-- START Entries shown --
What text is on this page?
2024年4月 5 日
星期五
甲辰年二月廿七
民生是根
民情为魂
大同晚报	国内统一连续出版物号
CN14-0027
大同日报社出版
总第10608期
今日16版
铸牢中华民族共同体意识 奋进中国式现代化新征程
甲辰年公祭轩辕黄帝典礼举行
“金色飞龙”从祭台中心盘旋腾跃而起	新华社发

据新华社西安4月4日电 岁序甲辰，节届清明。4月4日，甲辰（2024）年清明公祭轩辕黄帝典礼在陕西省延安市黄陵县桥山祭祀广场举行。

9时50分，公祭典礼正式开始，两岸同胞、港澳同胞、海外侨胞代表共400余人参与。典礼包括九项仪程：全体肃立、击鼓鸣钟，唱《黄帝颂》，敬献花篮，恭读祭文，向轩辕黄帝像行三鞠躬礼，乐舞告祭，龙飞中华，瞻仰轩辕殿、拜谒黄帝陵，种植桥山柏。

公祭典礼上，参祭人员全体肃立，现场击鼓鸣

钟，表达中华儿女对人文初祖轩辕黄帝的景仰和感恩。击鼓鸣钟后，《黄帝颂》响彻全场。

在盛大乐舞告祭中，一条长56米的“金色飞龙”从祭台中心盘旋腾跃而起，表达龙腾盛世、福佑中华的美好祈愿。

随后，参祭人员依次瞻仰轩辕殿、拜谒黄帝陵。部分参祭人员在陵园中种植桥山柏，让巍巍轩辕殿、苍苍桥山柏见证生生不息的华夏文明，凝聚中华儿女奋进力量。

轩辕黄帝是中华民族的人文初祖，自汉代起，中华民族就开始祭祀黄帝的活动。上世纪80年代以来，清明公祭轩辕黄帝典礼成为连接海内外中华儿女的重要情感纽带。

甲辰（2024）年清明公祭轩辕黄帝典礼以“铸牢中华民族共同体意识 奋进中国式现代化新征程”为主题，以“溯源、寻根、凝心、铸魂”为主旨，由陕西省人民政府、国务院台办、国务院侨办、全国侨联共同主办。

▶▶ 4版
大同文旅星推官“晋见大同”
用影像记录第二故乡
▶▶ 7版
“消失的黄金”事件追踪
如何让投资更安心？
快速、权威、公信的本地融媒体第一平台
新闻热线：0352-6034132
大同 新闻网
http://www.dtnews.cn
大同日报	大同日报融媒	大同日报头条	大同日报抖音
-- END Entries shown --
- [Task brief]
Say how many lines in the records hold the string "拜谒黄帝陵", and say nothing else.

- [Task response]
2